### PROVIDED MATERIAL
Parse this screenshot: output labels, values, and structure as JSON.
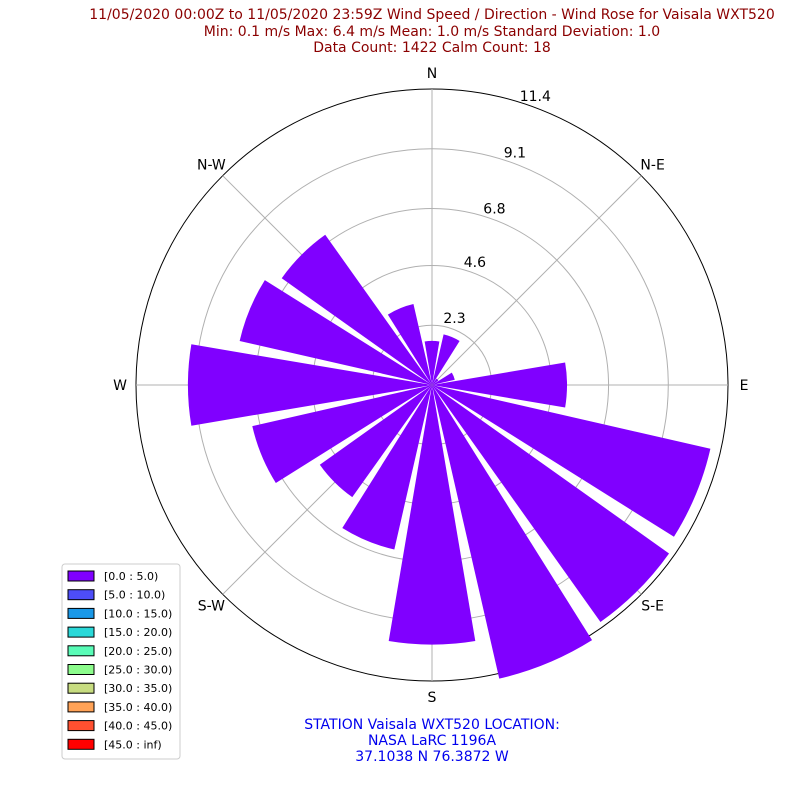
{
  "chart_data": {
    "type": "windrose",
    "title_lines": [
      "11/05/2020 00:00Z to 11/05/2020 23:59Z Wind Speed / Direction - Wind Rose for Vaisala WXT520",
      "Min: 0.1 m/s   Max: 6.4 m/s   Mean: 1.0 m/s  Standard Deviation: 1.0",
      "Data Count: 1422  Calm Count:  18"
    ],
    "directions": [
      {
        "key": "N",
        "label": "N",
        "angle": 0
      },
      {
        "key": "NE",
        "label": "N-E",
        "angle": 45
      },
      {
        "key": "E",
        "label": "E",
        "angle": 90
      },
      {
        "key": "SE",
        "label": "S-E",
        "angle": 135
      },
      {
        "key": "S",
        "label": "S",
        "angle": 180
      },
      {
        "key": "SW",
        "label": "S-W",
        "angle": 225
      },
      {
        "key": "W",
        "label": "W",
        "angle": 270
      },
      {
        "key": "NW",
        "label": "N-W",
        "angle": 315
      }
    ],
    "radial_ticks": [
      {
        "value": 2.3,
        "label": "2.3"
      },
      {
        "value": 4.6,
        "label": "4.6"
      },
      {
        "value": 6.8,
        "label": "6.8"
      },
      {
        "value": 9.1,
        "label": "9.1"
      },
      {
        "value": 11.4,
        "label": "11.4"
      }
    ],
    "rmax": 11.4,
    "sector_angles": [
      0,
      22.5,
      45,
      67.5,
      90,
      112.5,
      135,
      157.5,
      180,
      202.5,
      225,
      247.5,
      270,
      292.5,
      315,
      337.5
    ],
    "series": [
      {
        "name": "[0.0 : 5.0)",
        "values": [
          1.7,
          2.0,
          0.3,
          0.9,
          5.2,
          11.0,
          11.2,
          11.6,
          10.0,
          6.5,
          5.3,
          7.1,
          9.4,
          7.6,
          7.1,
          3.2
        ]
      },
      {
        "name": "[5.0 : 10.0)",
        "values": [
          0,
          0,
          0,
          0,
          0,
          0,
          0,
          0,
          0,
          0,
          0,
          0,
          0,
          0,
          0,
          0
        ]
      },
      {
        "name": "[10.0 : 15.0)",
        "values": [
          0,
          0,
          0,
          0,
          0,
          0,
          0,
          0,
          0,
          0,
          0,
          0,
          0,
          0,
          0,
          0
        ]
      },
      {
        "name": "[15.0 : 20.0)",
        "values": [
          0,
          0,
          0,
          0,
          0,
          0,
          0,
          0,
          0,
          0,
          0,
          0,
          0,
          0,
          0,
          0
        ]
      },
      {
        "name": "[20.0 : 25.0)",
        "values": [
          0,
          0,
          0,
          0,
          0,
          0,
          0,
          0,
          0,
          0,
          0,
          0,
          0,
          0,
          0,
          0
        ]
      },
      {
        "name": "[25.0 : 30.0)",
        "values": [
          0,
          0,
          0,
          0,
          0,
          0,
          0,
          0,
          0,
          0,
          0,
          0,
          0,
          0,
          0,
          0
        ]
      },
      {
        "name": "[30.0 : 35.0)",
        "values": [
          0,
          0,
          0,
          0,
          0,
          0,
          0,
          0,
          0,
          0,
          0,
          0,
          0,
          0,
          0,
          0
        ]
      },
      {
        "name": "[35.0 : 40.0)",
        "values": [
          0,
          0,
          0,
          0,
          0,
          0,
          0,
          0,
          0,
          0,
          0,
          0,
          0,
          0,
          0,
          0
        ]
      },
      {
        "name": "[40.0 : 45.0)",
        "values": [
          0,
          0,
          0,
          0,
          0,
          0,
          0,
          0,
          0,
          0,
          0,
          0,
          0,
          0,
          0,
          0
        ]
      },
      {
        "name": "[45.0 : inf)",
        "values": [
          0,
          0,
          0,
          0,
          0,
          0,
          0,
          0,
          0,
          0,
          0,
          0,
          0,
          0,
          0,
          0
        ]
      }
    ],
    "colors": [
      "#8000ff",
      "#4d4df8",
      "#1a98e7",
      "#2ad8d8",
      "#59fcb7",
      "#8cfc8c",
      "#c7dc80",
      "#ffa256",
      "#ff5030",
      "#ff0000"
    ],
    "grid": true,
    "legend_position": "lower-left"
  },
  "station_lines": [
    "STATION Vaisala WXT520 LOCATION:",
    "NASA LaRC 1196A",
    "37.1038 N 76.3872 W"
  ]
}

### BRIEF
Return each line of the data, keeping its wording exact and omitting pictures.

### FULL RESPONSE
Parse this screenshot: output labels, values, and structure as JSON.
{
  "chart_data": {
    "type": "windrose",
    "title_lines": [
      "11/05/2020 00:00Z to 11/05/2020 23:59Z Wind Speed / Direction - Wind Rose for Vaisala WXT520",
      "Min: 0.1 m/s   Max: 6.4 m/s   Mean: 1.0 m/s  Standard Deviation: 1.0",
      "Data Count: 1422  Calm Count:  18"
    ],
    "directions": [
      {
        "key": "N",
        "label": "N",
        "angle": 0
      },
      {
        "key": "NE",
        "label": "N-E",
        "angle": 45
      },
      {
        "key": "E",
        "label": "E",
        "angle": 90
      },
      {
        "key": "SE",
        "label": "S-E",
        "angle": 135
      },
      {
        "key": "S",
        "label": "S",
        "angle": 180
      },
      {
        "key": "SW",
        "label": "S-W",
        "angle": 225
      },
      {
        "key": "W",
        "label": "W",
        "angle": 270
      },
      {
        "key": "NW",
        "label": "N-W",
        "angle": 315
      }
    ],
    "radial_ticks": [
      {
        "value": 2.3,
        "label": "2.3"
      },
      {
        "value": 4.6,
        "label": "4.6"
      },
      {
        "value": 6.8,
        "label": "6.8"
      },
      {
        "value": 9.1,
        "label": "9.1"
      },
      {
        "value": 11.4,
        "label": "11.4"
      }
    ],
    "rmax": 11.4,
    "sector_angles": [
      0,
      22.5,
      45,
      67.5,
      90,
      112.5,
      135,
      157.5,
      180,
      202.5,
      225,
      247.5,
      270,
      292.5,
      315,
      337.5
    ],
    "series": [
      {
        "name": "[0.0 : 5.0)",
        "values": [
          1.7,
          2.0,
          0.3,
          0.9,
          5.2,
          11.0,
          11.2,
          11.6,
          10.0,
          6.5,
          5.3,
          7.1,
          9.4,
          7.6,
          7.1,
          3.2
        ]
      },
      {
        "name": "[5.0 : 10.0)",
        "values": [
          0,
          0,
          0,
          0,
          0,
          0,
          0,
          0,
          0,
          0,
          0,
          0,
          0,
          0,
          0,
          0
        ]
      },
      {
        "name": "[10.0 : 15.0)",
        "values": [
          0,
          0,
          0,
          0,
          0,
          0,
          0,
          0,
          0,
          0,
          0,
          0,
          0,
          0,
          0,
          0
        ]
      },
      {
        "name": "[15.0 : 20.0)",
        "values": [
          0,
          0,
          0,
          0,
          0,
          0,
          0,
          0,
          0,
          0,
          0,
          0,
          0,
          0,
          0,
          0
        ]
      },
      {
        "name": "[20.0 : 25.0)",
        "values": [
          0,
          0,
          0,
          0,
          0,
          0,
          0,
          0,
          0,
          0,
          0,
          0,
          0,
          0,
          0,
          0
        ]
      },
      {
        "name": "[25.0 : 30.0)",
        "values": [
          0,
          0,
          0,
          0,
          0,
          0,
          0,
          0,
          0,
          0,
          0,
          0,
          0,
          0,
          0,
          0
        ]
      },
      {
        "name": "[30.0 : 35.0)",
        "values": [
          0,
          0,
          0,
          0,
          0,
          0,
          0,
          0,
          0,
          0,
          0,
          0,
          0,
          0,
          0,
          0
        ]
      },
      {
        "name": "[35.0 : 40.0)",
        "values": [
          0,
          0,
          0,
          0,
          0,
          0,
          0,
          0,
          0,
          0,
          0,
          0,
          0,
          0,
          0,
          0
        ]
      },
      {
        "name": "[40.0 : 45.0)",
        "values": [
          0,
          0,
          0,
          0,
          0,
          0,
          0,
          0,
          0,
          0,
          0,
          0,
          0,
          0,
          0,
          0
        ]
      },
      {
        "name": "[45.0 : inf)",
        "values": [
          0,
          0,
          0,
          0,
          0,
          0,
          0,
          0,
          0,
          0,
          0,
          0,
          0,
          0,
          0,
          0
        ]
      }
    ],
    "colors": [
      "#8000ff",
      "#4d4df8",
      "#1a98e7",
      "#2ad8d8",
      "#59fcb7",
      "#8cfc8c",
      "#c7dc80",
      "#ffa256",
      "#ff5030",
      "#ff0000"
    ],
    "grid": true,
    "legend_position": "lower-left"
  },
  "station_lines": [
    "STATION Vaisala WXT520 LOCATION:",
    "NASA LaRC 1196A",
    "37.1038 N 76.3872 W"
  ]
}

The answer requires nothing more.